## Brief
Extract all records. Keep each one exact.

Stored data:
## START
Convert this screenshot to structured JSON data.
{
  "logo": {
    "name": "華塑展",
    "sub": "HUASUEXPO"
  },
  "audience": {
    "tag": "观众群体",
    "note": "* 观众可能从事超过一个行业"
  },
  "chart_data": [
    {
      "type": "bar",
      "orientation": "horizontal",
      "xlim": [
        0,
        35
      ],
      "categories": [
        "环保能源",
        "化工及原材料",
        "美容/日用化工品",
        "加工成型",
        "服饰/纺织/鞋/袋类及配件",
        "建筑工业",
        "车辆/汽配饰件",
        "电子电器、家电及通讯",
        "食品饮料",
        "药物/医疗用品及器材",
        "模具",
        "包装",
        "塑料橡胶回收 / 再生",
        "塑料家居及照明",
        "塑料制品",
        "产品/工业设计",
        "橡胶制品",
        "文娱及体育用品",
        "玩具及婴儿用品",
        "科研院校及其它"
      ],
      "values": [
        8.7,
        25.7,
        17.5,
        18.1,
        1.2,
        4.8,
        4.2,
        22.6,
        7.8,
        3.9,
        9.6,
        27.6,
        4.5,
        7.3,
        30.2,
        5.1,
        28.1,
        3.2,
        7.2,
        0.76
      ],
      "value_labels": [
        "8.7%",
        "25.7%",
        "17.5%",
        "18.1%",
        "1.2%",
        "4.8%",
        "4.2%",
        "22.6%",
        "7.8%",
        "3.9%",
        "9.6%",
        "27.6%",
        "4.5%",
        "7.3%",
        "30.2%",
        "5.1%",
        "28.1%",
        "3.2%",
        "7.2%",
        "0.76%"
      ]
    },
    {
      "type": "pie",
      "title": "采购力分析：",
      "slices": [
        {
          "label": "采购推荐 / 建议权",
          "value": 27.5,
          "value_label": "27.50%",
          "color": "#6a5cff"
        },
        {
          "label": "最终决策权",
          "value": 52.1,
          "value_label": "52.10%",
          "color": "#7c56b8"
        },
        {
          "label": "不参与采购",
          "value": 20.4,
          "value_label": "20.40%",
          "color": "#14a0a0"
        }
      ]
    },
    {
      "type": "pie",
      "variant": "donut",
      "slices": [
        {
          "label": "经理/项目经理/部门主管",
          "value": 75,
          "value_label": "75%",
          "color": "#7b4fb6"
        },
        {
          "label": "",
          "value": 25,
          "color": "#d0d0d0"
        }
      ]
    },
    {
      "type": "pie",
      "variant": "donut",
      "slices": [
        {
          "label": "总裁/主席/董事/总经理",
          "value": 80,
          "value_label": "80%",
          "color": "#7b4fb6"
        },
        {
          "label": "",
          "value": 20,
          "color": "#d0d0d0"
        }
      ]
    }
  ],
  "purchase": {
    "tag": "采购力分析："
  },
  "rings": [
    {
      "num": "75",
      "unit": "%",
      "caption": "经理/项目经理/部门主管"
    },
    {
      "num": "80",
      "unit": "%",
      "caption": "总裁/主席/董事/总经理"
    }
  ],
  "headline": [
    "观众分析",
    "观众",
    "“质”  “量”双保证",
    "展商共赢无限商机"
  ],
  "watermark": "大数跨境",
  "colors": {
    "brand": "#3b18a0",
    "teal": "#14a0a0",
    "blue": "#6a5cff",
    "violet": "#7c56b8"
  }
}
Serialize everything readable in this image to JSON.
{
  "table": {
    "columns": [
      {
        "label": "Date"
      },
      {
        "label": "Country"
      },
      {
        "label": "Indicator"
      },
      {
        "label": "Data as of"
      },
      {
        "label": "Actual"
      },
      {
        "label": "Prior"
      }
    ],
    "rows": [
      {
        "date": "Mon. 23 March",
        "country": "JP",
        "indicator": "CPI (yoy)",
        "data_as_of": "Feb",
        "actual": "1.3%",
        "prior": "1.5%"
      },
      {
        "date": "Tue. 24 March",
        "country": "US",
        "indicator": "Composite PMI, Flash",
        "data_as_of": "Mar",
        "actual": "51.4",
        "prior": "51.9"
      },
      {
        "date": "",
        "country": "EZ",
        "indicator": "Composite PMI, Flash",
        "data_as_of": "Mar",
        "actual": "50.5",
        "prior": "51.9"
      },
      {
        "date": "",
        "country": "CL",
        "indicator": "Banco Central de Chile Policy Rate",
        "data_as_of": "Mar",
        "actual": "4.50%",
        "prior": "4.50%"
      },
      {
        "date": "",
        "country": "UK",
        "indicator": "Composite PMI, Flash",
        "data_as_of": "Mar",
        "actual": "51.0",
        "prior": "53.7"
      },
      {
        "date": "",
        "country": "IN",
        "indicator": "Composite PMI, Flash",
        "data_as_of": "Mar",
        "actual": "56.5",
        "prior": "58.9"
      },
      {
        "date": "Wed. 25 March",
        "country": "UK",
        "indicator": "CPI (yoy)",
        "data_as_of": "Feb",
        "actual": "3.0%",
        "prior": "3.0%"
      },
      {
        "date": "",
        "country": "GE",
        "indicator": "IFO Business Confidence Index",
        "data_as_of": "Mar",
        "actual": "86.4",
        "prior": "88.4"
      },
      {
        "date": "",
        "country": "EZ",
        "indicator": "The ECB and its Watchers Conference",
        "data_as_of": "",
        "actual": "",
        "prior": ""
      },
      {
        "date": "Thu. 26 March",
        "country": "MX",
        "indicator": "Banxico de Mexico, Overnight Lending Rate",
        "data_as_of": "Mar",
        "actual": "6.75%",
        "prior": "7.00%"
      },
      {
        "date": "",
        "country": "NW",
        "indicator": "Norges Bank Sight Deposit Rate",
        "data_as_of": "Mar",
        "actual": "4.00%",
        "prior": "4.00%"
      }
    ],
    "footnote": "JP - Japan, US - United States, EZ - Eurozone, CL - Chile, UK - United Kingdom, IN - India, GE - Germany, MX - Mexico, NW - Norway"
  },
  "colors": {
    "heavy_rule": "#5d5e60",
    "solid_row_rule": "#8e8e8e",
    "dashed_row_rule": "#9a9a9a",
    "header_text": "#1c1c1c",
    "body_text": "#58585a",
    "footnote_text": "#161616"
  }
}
## END
## Answer to the exercise
Convert this screenshot to structured JSON data.
{
  "logo": {
    "name": "華塑展",
    "sub": "HUASUEXPO"
  },
  "audience": {
    "tag": "观众群体",
    "note": "* 观众可能从事超过一个行业"
  },
  "chart_data": [
    {
      "type": "bar",
      "orientation": "horizontal",
      "xlim": [
        0,
        35
      ],
      "categories": [
        "环保能源",
        "化工及原材料",
        "美容/日用化工品",
        "加工成型",
        "服饰/纺织/鞋/袋类及配件",
        "建筑工业",
        "车辆/汽配饰件",
        "电子电器、家电及通讯",
        "食品饮料",
        "药物/医疗用品及器材",
        "模具",
        "包装",
        "塑料橡胶回收 / 再生",
        "塑料家居及照明",
        "塑料制品",
        "产品/工业设计",
        "橡胶制品",
        "文娱及体育用品",
        "玩具及婴儿用品",
        "科研院校及其它"
      ],
      "values": [
        8.7,
        25.7,
        17.5,
        18.1,
        1.2,
        4.8,
        4.2,
        22.6,
        7.8,
        3.9,
        9.6,
        27.6,
        4.5,
        7.3,
        30.2,
        5.1,
        28.1,
        3.2,
        7.2,
        0.76
      ],
      "value_labels": [
        "8.7%",
        "25.7%",
        "17.5%",
        "18.1%",
        "1.2%",
        "4.8%",
        "4.2%",
        "22.6%",
        "7.8%",
        "3.9%",
        "9.6%",
        "27.6%",
        "4.5%",
        "7.3%",
        "30.2%",
        "5.1%",
        "28.1%",
        "3.2%",
        "7.2%",
        "0.76%"
      ]
    },
    {
      "type": "pie",
      "title": "采购力分析：",
      "slices": [
        {
          "label": "采购推荐 / 建议权",
          "value": 27.5,
          "value_label": "27.50%",
          "color": "#6a5cff"
        },
        {
          "label": "最终决策权",
          "value": 52.1,
          "value_label": "52.10%",
          "color": "#7c56b8"
        },
        {
          "label": "不参与采购",
          "value": 20.4,
          "value_label": "20.40%",
          "color": "#14a0a0"
        }
      ]
    },
    {
      "type": "pie",
      "variant": "donut",
      "slices": [
        {
          "label": "经理/项目经理/部门主管",
          "value": 75,
          "value_label": "75%",
          "color": "#7b4fb6"
        },
        {
          "label": "",
          "value": 25,
          "color": "#d0d0d0"
        }
      ]
    },
    {
      "type": "pie",
      "variant": "donut",
      "slices": [
        {
          "label": "总裁/主席/董事/总经理",
          "value": 80,
          "value_label": "80%",
          "color": "#7b4fb6"
        },
        {
          "label": "",
          "value": 20,
          "color": "#d0d0d0"
        }
      ]
    }
  ],
  "purchase": {
    "tag": "采购力分析："
  },
  "rings": [
    {
      "num": "75",
      "unit": "%",
      "caption": "经理/项目经理/部门主管"
    },
    {
      "num": "80",
      "unit": "%",
      "caption": "总裁/主席/董事/总经理"
    }
  ],
  "headline": [
    "观众分析",
    "观众",
    "“质”  “量”双保证",
    "展商共赢无限商机"
  ],
  "watermark": "大数跨境",
  "colors": {
    "brand": "#3b18a0",
    "teal": "#14a0a0",
    "blue": "#6a5cff",
    "violet": "#7c56b8"
  }
}
Serialize everything readable in this image to JSON.
{
  "table": {
    "columns": [
      {
        "label": "Date"
      },
      {
        "label": "Country"
      },
      {
        "label": "Indicator"
      },
      {
        "label": "Data as of"
      },
      {
        "label": "Actual"
      },
      {
        "label": "Prior"
      }
    ],
    "rows": [
      {
        "date": "Mon. 23 March",
        "country": "JP",
        "indicator": "CPI (yoy)",
        "data_as_of": "Feb",
        "actual": "1.3%",
        "prior": "1.5%"
      },
      {
        "date": "Tue. 24 March",
        "country": "US",
        "indicator": "Composite PMI, Flash",
        "data_as_of": "Mar",
        "actual": "51.4",
        "prior": "51.9"
      },
      {
        "date": "",
        "country": "EZ",
        "indicator": "Composite PMI, Flash",
        "data_as_of": "Mar",
        "actual": "50.5",
        "prior": "51.9"
      },
      {
        "date": "",
        "country": "CL",
        "indicator": "Banco Central de Chile Policy Rate",
        "data_as_of": "Mar",
        "actual": "4.50%",
        "prior": "4.50%"
      },
      {
        "date": "",
        "country": "UK",
        "indicator": "Composite PMI, Flash",
        "data_as_of": "Mar",
        "actual": "51.0",
        "prior": "53.7"
      },
      {
        "date": "",
        "country": "IN",
        "indicator": "Composite PMI, Flash",
        "data_as_of": "Mar",
        "actual": "56.5",
        "prior": "58.9"
      },
      {
        "date": "Wed. 25 March",
        "country": "UK",
        "indicator": "CPI (yoy)",
        "data_as_of": "Feb",
        "actual": "3.0%",
        "prior": "3.0%"
      },
      {
        "date": "",
        "country": "GE",
        "indicator": "IFO Business Confidence Index",
        "data_as_of": "Mar",
        "actual": "86.4",
        "prior": "88.4"
      },
      {
        "date": "",
        "country": "EZ",
        "indicator": "The ECB and its Watchers Conference",
        "data_as_of": "",
        "actual": "",
        "prior": ""
      },
      {
        "date": "Thu. 26 March",
        "country": "MX",
        "indicator": "Banxico de Mexico, Overnight Lending Rate",
        "data_as_of": "Mar",
        "actual": "6.75%",
        "prior": "7.00%"
      },
      {
        "date": "",
        "country": "NW",
        "indicator": "Norges Bank Sight Deposit Rate",
        "data_as_of": "Mar",
        "actual": "4.00%",
        "prior": "4.00%"
      }
    ],
    "footnote": "JP - Japan, US - United States, EZ - Eurozone, CL - Chile, UK - United Kingdom, IN - India, GE - Germany, MX - Mexico, NW - Norway"
  },
  "colors": {
    "heavy_rule": "#5d5e60",
    "solid_row_rule": "#8e8e8e",
    "dashed_row_rule": "#9a9a9a",
    "header_text": "#1c1c1c",
    "body_text": "#58585a",
    "footnote_text": "#161616"
  }
}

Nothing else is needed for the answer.